— Exercise requirements —
Reproduce each line of the material exactly, minus any picture.

(Records from a dataset)

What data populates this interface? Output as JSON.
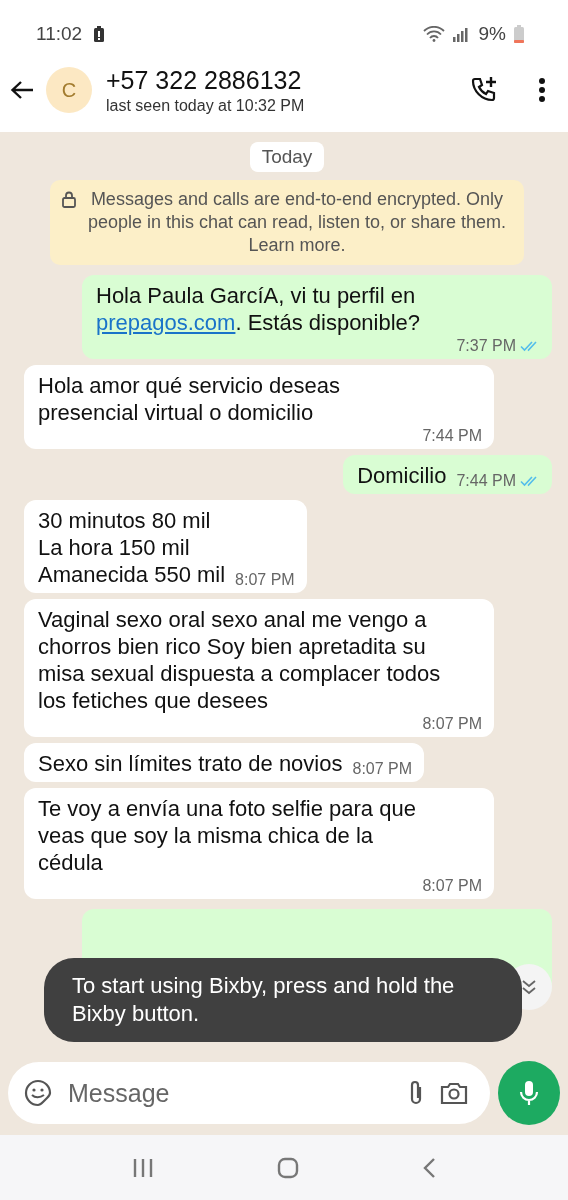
{
  "status_bar": {
    "time": "11:02",
    "battery": "9%"
  },
  "header": {
    "avatar_letter": "C",
    "name": "+57 322 2886132",
    "last_seen": "last seen today at 10:32 PM"
  },
  "date_chip": "Today",
  "encryption_notice": "Messages and calls are end-to-end encrypted. Only people in this chat can read, listen to, or share them. Learn more.",
  "messages": [
    {
      "kind": "out",
      "parts": [
        {
          "text": "Hola Paula GarcíA, vi tu perfil en "
        },
        {
          "text": "prepagos.com",
          "kind": "link"
        },
        {
          "text": ". Estás disponible?"
        }
      ],
      "time": "7:37 PM",
      "read": true
    },
    {
      "kind": "in",
      "parts": [
        {
          "text": "Hola amor qué servicio deseas presencial virtual o domicilio"
        }
      ],
      "time": "7:44 PM"
    },
    {
      "kind": "out",
      "parts": [
        {
          "text": "Domicilio"
        }
      ],
      "time": "7:44 PM",
      "read": true
    },
    {
      "kind": "in",
      "parts": [
        {
          "text": "30 minutos 80 mil\nLa hora 150 mil\nAmanecida 550 mil"
        }
      ],
      "time": "8:07 PM"
    },
    {
      "kind": "in",
      "parts": [
        {
          "text": "Vaginal sexo oral sexo anal me vengo a chorros bien rico Soy bien apretadita su misa sexual dispuesta a complacer todos los fetiches que desees"
        }
      ],
      "time": "8:07 PM"
    },
    {
      "kind": "in",
      "parts": [
        {
          "text": "Sexo sin límites trato de novios"
        }
      ],
      "time": "8:07 PM"
    },
    {
      "kind": "in",
      "parts": [
        {
          "text": "Te voy a envía una foto selfie para que veas que soy la misma chica de la cédula"
        }
      ],
      "time": "8:07 PM"
    },
    {
      "kind": "covered"
    }
  ],
  "toast": "To start using Bixby, press and hold the Bixby button.",
  "composer": {
    "placeholder": "Message"
  }
}
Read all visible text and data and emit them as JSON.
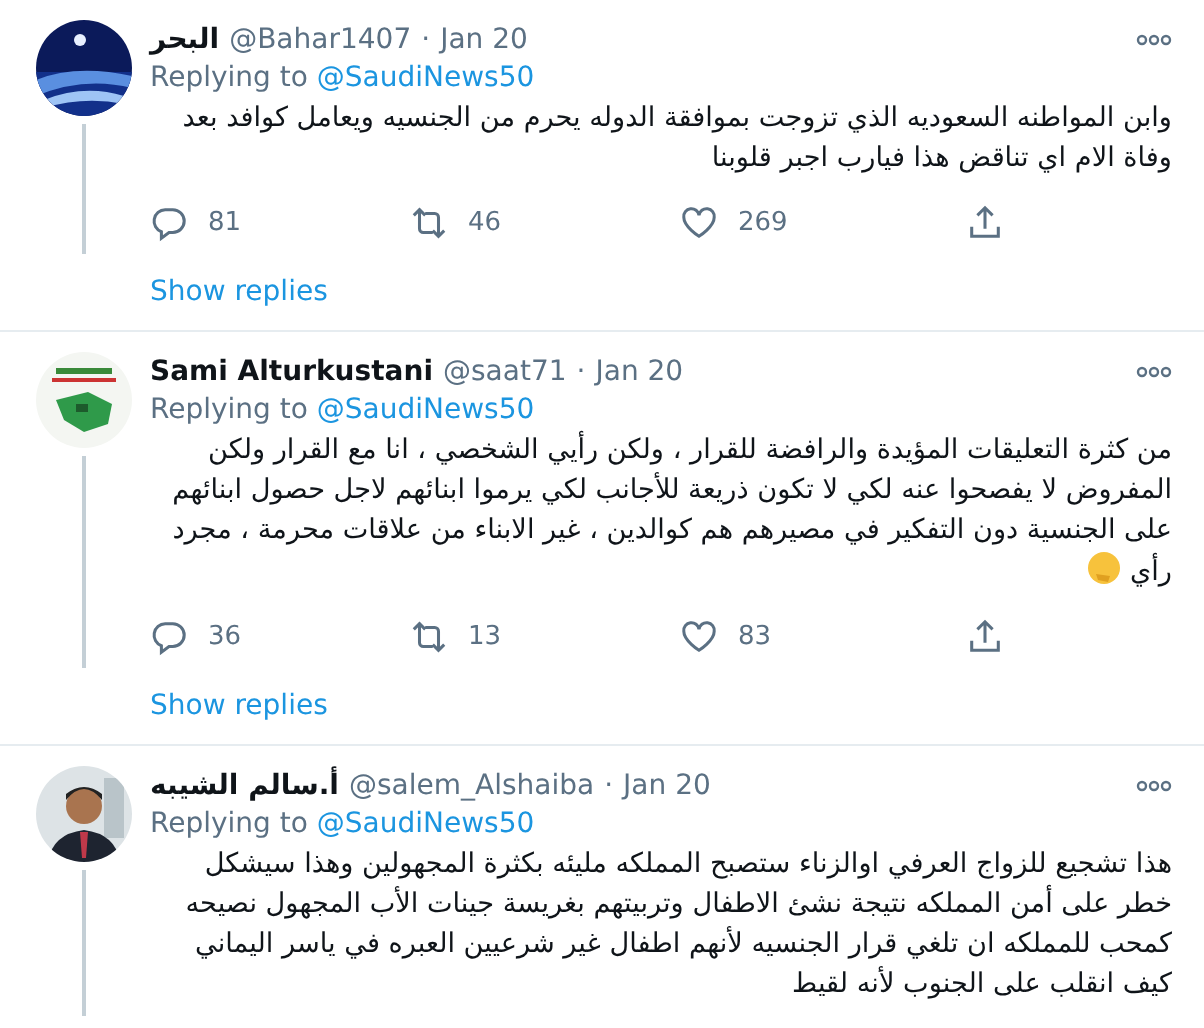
{
  "tweets": [
    {
      "name": "البحر",
      "handle": "@Bahar1407",
      "date": "Jan 20",
      "replying_label": "Replying to",
      "reply_to": "@SaudiNews50",
      "text": "وابن المواطنه السعوديه الذي تزوجت بموافقة الدوله  يحرم من الجنسيه ويعامل كوافد بعد وفاة الام اي تناقض هذا فيارب اجبر قلوبنا",
      "separator": "·",
      "emoji": false,
      "actions": {
        "replies": "81",
        "retweets": "46",
        "likes": "269"
      },
      "show_replies": "Show replies"
    },
    {
      "name": "Sami Alturkustani",
      "handle": "@saat71",
      "date": "Jan 20",
      "replying_label": "Replying to",
      "reply_to": "@SaudiNews50",
      "text": "من كثرة التعليقات المؤيدة والرافضة للقرار ، ولكن رأيي الشخصي ، انا مع القرار ولكن المفروض لا يفصحوا عنه لكي لا تكون ذريعة للأجانب لكي يرموا ابنائهم لاجل حصول ابنائهم على الجنسية دون التفكير في مصيرهم هم كوالدين ، غير الابناء من علاقات محرمة ، مجرد رأي",
      "separator": "·",
      "emoji": true,
      "actions": {
        "replies": "36",
        "retweets": "13",
        "likes": "83"
      },
      "show_replies": "Show replies"
    },
    {
      "name": "أ.سالم الشيبه",
      "handle": "@salem_Alshaiba",
      "date": "Jan 20",
      "replying_label": "Replying to",
      "reply_to": "@SaudiNews50",
      "text": "هذا تشجيع للزواج العرفي اوالزناء ستصبح المملكه مليئه بكثرة المجهولين وهذا سيشكل خطر على أمن المملكه نتيجة نشئ الاطفال وتربيتهم بغريسة جينات الأب المجهول نصيحه كمحب للمملكه ان تلغي قرار الجنسيه لأنهم اطفال غير شرعيين العبره في ياسر اليماني كيف انقلب على الجنوب لأنه لقيط",
      "separator": "·",
      "emoji": false
    }
  ]
}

— Right answer —
What data populates this interface? Output as JSON.
{
  "status_bar": {
    "time": "11:02",
    "battery": "9%"
  },
  "header": {
    "avatar_letter": "C",
    "name": "+57 322 2886132",
    "last_seen": "last seen today at 10:32 PM"
  },
  "date_chip": "Today",
  "encryption_notice": "Messages and calls are end-to-end encrypted. Only people in this chat can read, listen to, or share them. Learn more.",
  "messages": [
    {
      "kind": "out",
      "parts": [
        {
          "text": "Hola Paula GarcíA, vi tu perfil en "
        },
        {
          "text": "prepagos.com",
          "kind": "link"
        },
        {
          "text": ". Estás disponible?"
        }
      ],
      "time": "7:37 PM",
      "read": true
    },
    {
      "kind": "in",
      "parts": [
        {
          "text": "Hola amor qué servicio deseas presencial virtual o domicilio"
        }
      ],
      "time": "7:44 PM"
    },
    {
      "kind": "out",
      "parts": [
        {
          "text": "Domicilio"
        }
      ],
      "time": "7:44 PM",
      "read": true
    },
    {
      "kind": "in",
      "parts": [
        {
          "text": "30 minutos 80 mil\nLa hora 150 mil\nAmanecida 550 mil"
        }
      ],
      "time": "8:07 PM"
    },
    {
      "kind": "in",
      "parts": [
        {
          "text": "Vaginal sexo oral sexo anal me vengo a chorros bien rico Soy bien apretadita su misa sexual dispuesta a complacer todos los fetiches que desees"
        }
      ],
      "time": "8:07 PM"
    },
    {
      "kind": "in",
      "parts": [
        {
          "text": "Sexo sin límites trato de novios"
        }
      ],
      "time": "8:07 PM"
    },
    {
      "kind": "in",
      "parts": [
        {
          "text": "Te voy a envía una foto selfie para que veas que soy la misma chica de la cédula"
        }
      ],
      "time": "8:07 PM"
    },
    {
      "kind": "covered"
    }
  ],
  "toast": "To start using Bixby, press and hold the Bixby button.",
  "composer": {
    "placeholder": "Message"
  }
}
Read all visible text and data and emit them as JSON.
{
  "tweets": [
    {
      "name": "البحر",
      "handle": "@Bahar1407",
      "date": "Jan 20",
      "replying_label": "Replying to",
      "reply_to": "@SaudiNews50",
      "text": "وابن المواطنه السعوديه الذي تزوجت بموافقة الدوله  يحرم من الجنسيه ويعامل كوافد بعد وفاة الام اي تناقض هذا فيارب اجبر قلوبنا",
      "separator": "·",
      "emoji": false,
      "actions": {
        "replies": "81",
        "retweets": "46",
        "likes": "269"
      },
      "show_replies": "Show replies"
    },
    {
      "name": "Sami Alturkustani",
      "handle": "@saat71",
      "date": "Jan 20",
      "replying_label": "Replying to",
      "reply_to": "@SaudiNews50",
      "text": "من كثرة التعليقات المؤيدة والرافضة للقرار ، ولكن رأيي الشخصي ، انا مع القرار ولكن المفروض لا يفصحوا عنه لكي لا تكون ذريعة للأجانب لكي يرموا ابنائهم لاجل حصول ابنائهم على الجنسية دون التفكير في مصيرهم هم كوالدين ، غير الابناء من علاقات محرمة ، مجرد رأي",
      "separator": "·",
      "emoji": true,
      "actions": {
        "replies": "36",
        "retweets": "13",
        "likes": "83"
      },
      "show_replies": "Show replies"
    },
    {
      "name": "أ.سالم الشيبه",
      "handle": "@salem_Alshaiba",
      "date": "Jan 20",
      "replying_label": "Replying to",
      "reply_to": "@SaudiNews50",
      "text": "هذا تشجيع للزواج العرفي اوالزناء ستصبح المملكه مليئه بكثرة المجهولين وهذا سيشكل خطر على أمن المملكه نتيجة نشئ الاطفال وتربيتهم بغريسة جينات الأب المجهول نصيحه كمحب للمملكه ان تلغي قرار الجنسيه لأنهم اطفال غير شرعيين العبره في ياسر اليماني كيف انقلب على الجنوب لأنه لقيط",
      "separator": "·",
      "emoji": false
    }
  ]
}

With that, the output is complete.